━━━━━ MATERIAL TO PROCESS ━━━━━

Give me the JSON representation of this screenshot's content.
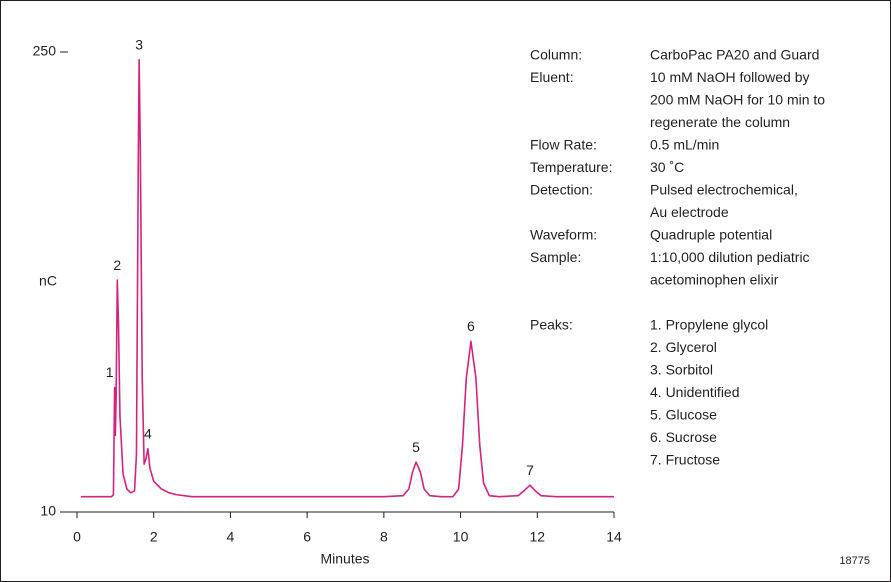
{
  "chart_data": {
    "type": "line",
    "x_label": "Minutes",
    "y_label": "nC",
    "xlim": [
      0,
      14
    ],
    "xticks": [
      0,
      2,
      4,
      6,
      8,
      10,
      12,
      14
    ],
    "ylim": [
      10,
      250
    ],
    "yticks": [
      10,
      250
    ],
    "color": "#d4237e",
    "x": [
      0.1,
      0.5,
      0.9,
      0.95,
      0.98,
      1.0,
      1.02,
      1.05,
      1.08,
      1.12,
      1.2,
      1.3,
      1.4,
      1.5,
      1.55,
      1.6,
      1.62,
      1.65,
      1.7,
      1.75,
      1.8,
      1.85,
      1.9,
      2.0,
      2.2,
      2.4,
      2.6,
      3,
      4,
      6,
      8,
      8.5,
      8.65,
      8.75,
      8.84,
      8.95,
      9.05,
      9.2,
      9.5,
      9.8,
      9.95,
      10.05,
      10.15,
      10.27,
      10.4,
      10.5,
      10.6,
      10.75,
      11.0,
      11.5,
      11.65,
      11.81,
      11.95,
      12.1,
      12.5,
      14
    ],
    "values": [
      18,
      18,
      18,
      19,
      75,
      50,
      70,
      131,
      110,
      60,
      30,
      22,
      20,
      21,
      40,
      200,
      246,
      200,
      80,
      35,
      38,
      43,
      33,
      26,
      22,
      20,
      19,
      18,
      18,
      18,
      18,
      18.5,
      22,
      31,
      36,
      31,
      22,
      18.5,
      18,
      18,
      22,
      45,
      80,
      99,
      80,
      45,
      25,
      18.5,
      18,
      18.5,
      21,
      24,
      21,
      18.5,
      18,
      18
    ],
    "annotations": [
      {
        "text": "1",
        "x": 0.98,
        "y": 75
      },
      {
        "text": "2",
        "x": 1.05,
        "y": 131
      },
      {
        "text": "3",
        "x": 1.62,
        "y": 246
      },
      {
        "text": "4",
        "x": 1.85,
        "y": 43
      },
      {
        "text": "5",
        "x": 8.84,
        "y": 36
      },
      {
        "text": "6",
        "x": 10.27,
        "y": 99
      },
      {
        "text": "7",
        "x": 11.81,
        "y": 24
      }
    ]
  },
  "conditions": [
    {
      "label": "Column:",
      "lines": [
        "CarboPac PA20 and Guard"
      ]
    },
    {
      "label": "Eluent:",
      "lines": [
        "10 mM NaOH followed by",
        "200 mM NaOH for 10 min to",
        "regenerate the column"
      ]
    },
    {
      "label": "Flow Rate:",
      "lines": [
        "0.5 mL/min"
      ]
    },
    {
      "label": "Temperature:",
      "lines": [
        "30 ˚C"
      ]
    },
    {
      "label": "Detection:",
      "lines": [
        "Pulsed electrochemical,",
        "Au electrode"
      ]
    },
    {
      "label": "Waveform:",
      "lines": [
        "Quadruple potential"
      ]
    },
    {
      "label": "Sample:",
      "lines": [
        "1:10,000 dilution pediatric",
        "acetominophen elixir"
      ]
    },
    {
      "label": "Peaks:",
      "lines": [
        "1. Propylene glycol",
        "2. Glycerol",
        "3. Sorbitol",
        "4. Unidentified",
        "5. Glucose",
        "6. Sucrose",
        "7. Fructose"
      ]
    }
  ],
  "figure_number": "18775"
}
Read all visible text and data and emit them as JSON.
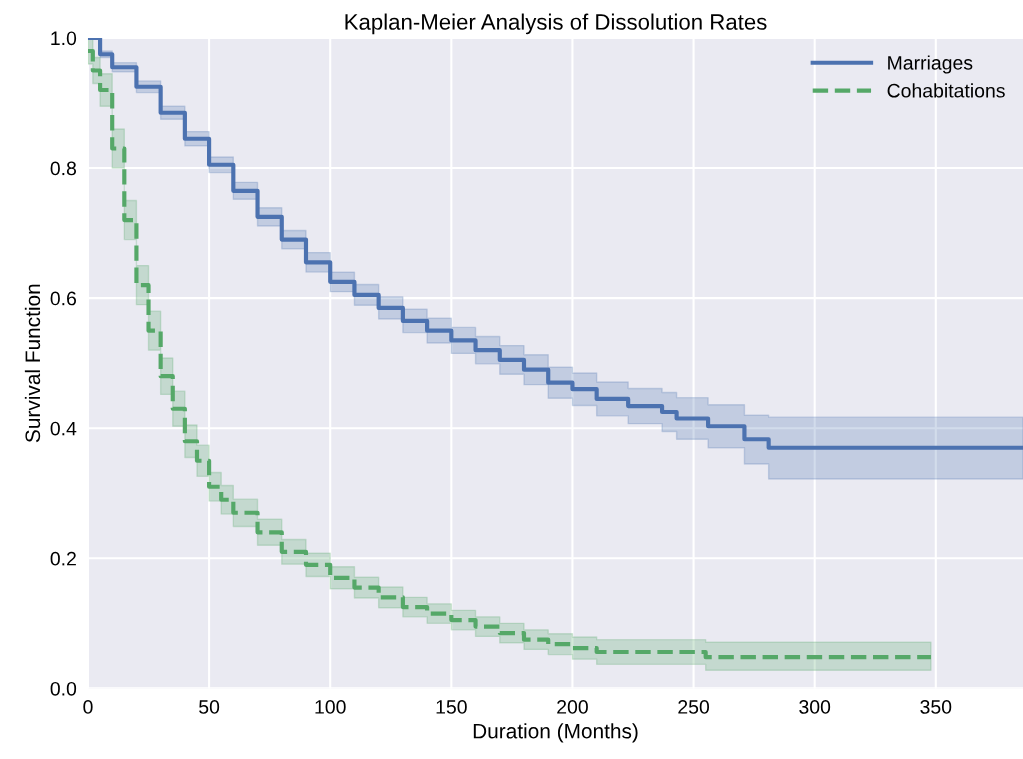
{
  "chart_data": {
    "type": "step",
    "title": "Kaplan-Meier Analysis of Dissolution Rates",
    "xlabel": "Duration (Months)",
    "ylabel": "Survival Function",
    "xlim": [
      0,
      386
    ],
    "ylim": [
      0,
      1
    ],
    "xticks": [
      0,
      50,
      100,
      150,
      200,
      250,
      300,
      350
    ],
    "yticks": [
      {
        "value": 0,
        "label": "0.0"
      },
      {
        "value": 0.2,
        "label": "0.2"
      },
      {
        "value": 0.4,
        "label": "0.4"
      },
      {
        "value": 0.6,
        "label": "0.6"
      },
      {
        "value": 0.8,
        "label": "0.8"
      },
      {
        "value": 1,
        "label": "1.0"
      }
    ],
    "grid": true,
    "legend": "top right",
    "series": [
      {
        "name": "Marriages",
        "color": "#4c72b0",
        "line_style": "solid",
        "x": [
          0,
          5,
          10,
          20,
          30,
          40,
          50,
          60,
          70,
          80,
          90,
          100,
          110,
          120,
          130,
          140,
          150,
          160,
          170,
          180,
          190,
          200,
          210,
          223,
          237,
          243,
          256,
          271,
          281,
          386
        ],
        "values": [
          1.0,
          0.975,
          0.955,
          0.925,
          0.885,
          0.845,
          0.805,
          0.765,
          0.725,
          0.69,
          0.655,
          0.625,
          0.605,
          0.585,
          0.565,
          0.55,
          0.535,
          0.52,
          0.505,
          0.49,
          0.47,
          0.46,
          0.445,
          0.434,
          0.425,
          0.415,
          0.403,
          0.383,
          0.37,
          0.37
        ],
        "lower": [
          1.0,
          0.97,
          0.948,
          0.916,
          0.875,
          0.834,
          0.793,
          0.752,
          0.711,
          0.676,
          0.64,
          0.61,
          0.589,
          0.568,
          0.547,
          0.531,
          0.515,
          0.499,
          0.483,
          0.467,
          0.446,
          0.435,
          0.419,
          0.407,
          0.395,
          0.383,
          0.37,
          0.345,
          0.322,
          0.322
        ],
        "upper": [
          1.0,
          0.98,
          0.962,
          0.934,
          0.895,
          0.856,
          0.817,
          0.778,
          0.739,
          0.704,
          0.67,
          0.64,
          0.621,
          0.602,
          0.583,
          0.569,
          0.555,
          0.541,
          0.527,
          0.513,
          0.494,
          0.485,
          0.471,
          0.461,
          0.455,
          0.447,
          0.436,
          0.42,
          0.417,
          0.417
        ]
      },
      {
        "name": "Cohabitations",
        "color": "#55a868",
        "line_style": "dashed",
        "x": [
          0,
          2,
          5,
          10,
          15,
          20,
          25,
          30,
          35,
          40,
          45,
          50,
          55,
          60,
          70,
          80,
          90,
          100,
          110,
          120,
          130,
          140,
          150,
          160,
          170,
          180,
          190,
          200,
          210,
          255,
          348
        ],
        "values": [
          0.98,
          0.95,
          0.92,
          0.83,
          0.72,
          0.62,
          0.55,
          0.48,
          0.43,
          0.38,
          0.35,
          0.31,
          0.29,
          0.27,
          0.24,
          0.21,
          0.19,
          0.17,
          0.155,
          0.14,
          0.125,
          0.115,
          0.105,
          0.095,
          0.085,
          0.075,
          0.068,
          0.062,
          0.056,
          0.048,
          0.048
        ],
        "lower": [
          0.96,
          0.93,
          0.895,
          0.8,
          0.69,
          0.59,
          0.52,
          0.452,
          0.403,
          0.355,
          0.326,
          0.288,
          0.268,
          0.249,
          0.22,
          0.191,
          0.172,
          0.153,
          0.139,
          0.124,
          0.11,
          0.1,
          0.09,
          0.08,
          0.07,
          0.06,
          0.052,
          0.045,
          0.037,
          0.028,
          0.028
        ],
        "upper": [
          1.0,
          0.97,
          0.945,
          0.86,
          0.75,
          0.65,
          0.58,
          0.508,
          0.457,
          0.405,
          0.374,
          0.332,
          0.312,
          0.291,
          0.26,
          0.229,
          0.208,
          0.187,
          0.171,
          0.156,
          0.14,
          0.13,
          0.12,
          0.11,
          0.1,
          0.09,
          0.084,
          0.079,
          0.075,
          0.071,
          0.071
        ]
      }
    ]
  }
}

━━━━━
━━━━━ MATERIAL TO PROCESS ━━━━━

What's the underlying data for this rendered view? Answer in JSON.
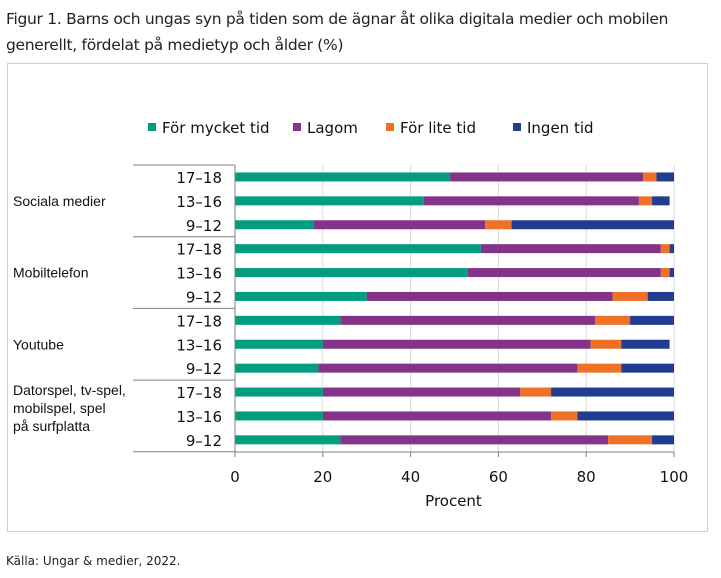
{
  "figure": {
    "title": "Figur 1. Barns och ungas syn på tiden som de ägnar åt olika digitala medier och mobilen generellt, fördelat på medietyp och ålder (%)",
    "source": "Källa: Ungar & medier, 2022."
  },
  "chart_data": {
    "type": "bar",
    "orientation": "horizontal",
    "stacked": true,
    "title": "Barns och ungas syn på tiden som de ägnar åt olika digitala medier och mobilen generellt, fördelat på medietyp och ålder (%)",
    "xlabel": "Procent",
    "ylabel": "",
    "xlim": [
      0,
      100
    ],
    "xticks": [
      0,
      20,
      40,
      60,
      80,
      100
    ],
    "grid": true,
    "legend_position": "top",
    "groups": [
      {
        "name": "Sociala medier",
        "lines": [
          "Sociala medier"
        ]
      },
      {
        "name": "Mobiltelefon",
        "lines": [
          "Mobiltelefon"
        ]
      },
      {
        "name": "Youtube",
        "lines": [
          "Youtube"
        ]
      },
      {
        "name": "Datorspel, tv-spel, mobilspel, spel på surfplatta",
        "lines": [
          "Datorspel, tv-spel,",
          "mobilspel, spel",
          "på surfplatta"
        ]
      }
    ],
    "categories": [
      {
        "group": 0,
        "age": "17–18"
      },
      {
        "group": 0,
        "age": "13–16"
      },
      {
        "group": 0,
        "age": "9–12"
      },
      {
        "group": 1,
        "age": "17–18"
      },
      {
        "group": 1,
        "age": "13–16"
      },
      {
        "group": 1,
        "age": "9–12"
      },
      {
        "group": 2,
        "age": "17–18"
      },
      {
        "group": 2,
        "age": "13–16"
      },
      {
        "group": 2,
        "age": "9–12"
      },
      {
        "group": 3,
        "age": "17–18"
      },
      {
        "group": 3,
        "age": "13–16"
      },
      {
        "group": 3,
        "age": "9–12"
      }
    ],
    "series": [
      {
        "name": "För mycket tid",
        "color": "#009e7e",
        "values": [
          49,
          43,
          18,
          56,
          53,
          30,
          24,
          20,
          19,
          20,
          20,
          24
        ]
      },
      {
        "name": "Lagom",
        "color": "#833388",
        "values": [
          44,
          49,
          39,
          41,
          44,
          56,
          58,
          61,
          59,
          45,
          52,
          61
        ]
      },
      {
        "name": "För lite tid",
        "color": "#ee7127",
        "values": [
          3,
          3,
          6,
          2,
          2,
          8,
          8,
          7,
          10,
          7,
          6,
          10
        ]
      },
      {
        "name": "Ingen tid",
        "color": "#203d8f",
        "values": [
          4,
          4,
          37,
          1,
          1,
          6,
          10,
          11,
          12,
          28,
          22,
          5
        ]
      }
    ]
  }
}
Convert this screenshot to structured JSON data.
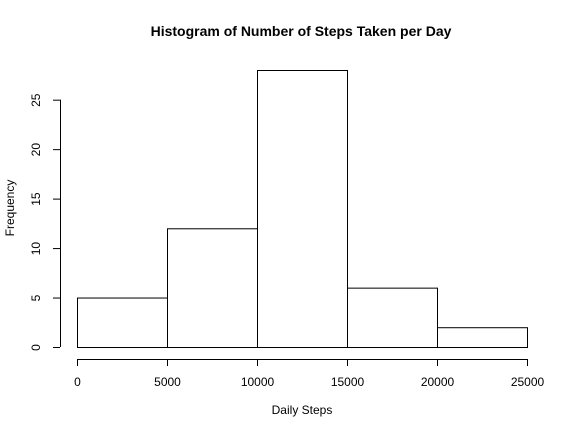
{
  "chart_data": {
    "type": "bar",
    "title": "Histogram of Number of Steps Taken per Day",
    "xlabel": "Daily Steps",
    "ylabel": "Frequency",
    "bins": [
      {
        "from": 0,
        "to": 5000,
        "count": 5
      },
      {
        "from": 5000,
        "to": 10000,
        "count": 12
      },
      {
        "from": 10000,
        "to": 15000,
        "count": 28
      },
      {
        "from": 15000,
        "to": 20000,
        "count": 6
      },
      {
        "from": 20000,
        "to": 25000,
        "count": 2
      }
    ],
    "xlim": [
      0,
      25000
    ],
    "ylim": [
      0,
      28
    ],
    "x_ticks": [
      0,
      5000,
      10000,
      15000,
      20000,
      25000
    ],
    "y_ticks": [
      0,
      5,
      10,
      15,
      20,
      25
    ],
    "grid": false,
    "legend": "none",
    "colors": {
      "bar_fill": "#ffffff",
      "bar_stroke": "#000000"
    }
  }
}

━━━━━
━━━━━ MATERIAL TO PROCESS ━━━━━

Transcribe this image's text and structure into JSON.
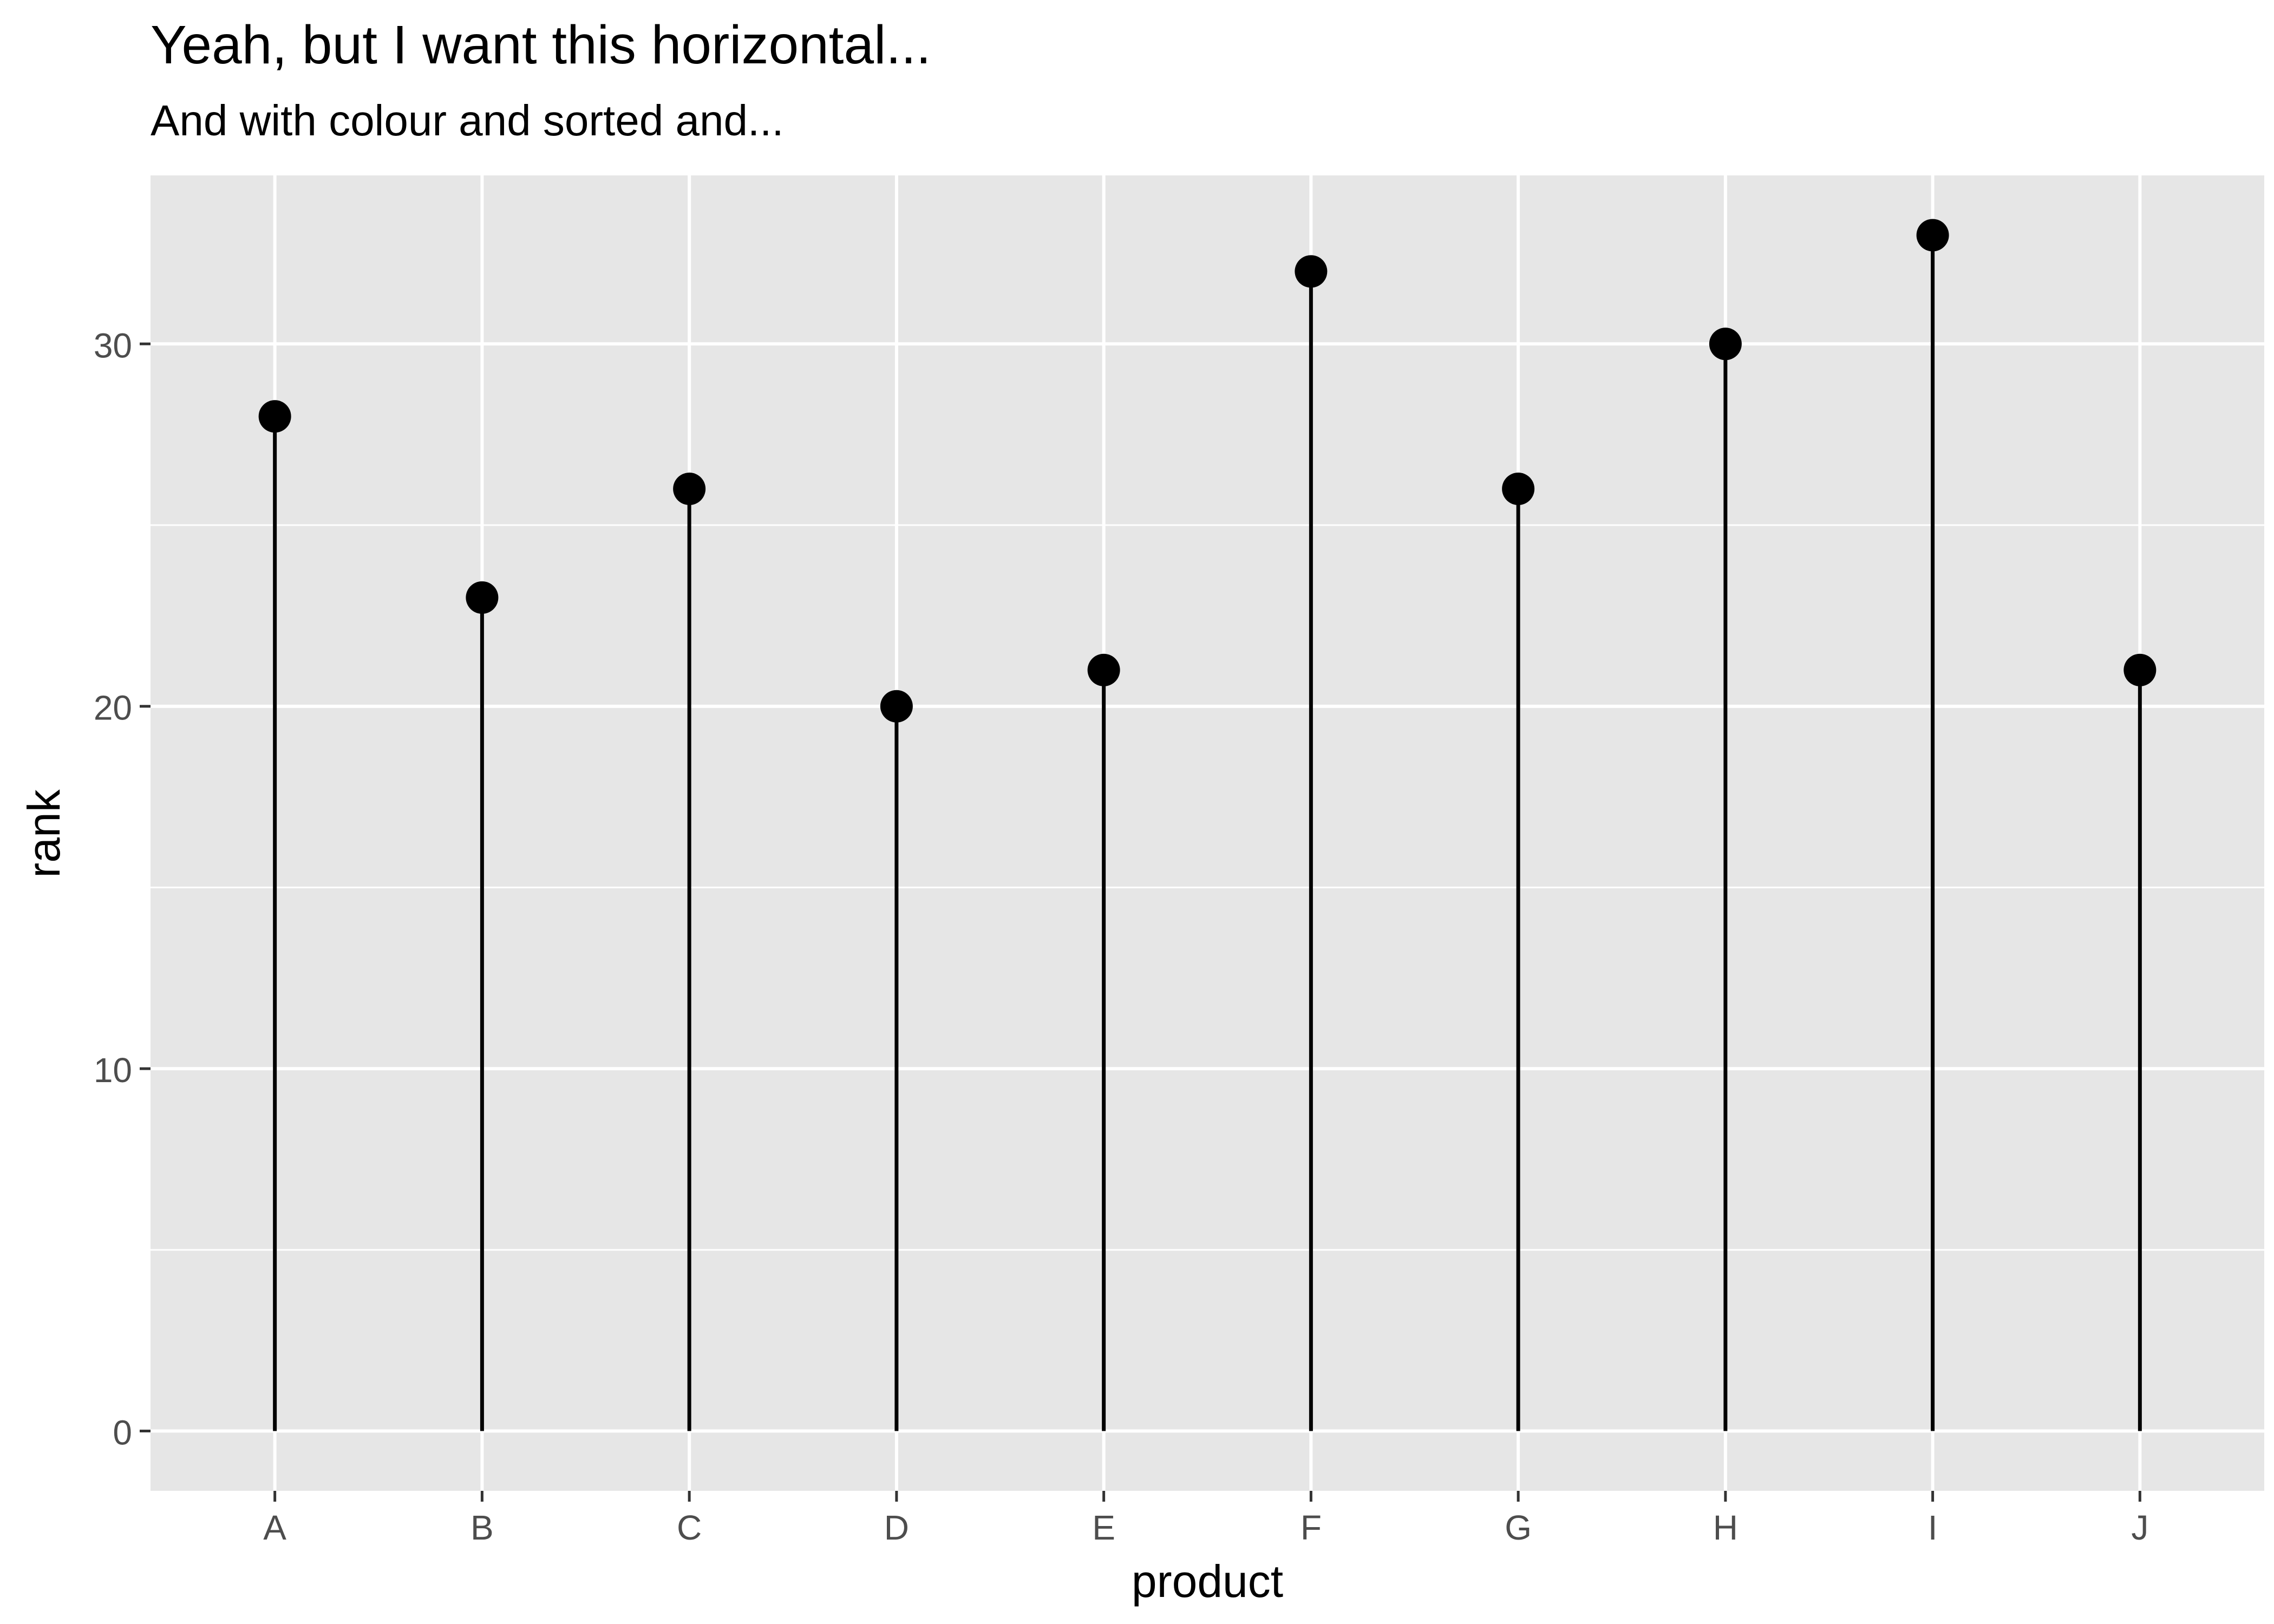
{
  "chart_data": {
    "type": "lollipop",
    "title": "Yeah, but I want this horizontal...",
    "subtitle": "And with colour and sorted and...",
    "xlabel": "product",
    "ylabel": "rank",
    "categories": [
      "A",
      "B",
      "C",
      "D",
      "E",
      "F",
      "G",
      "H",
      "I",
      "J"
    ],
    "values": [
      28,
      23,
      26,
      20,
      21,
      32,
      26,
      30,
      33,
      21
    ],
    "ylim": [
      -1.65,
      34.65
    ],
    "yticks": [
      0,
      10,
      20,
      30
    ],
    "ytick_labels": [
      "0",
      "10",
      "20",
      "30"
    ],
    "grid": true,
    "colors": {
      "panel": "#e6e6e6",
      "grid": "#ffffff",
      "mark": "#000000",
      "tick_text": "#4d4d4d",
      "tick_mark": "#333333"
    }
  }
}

━━━━━

* TASK INSTRUCTIONS *
Pick out all the lines with the word "surfplatta" in them and copy them.

* EXERCISE RESPONSE *
        "name": "Datorspel, tv-spel, mobilspel, spel på surfplatta",
          "på surfplatta"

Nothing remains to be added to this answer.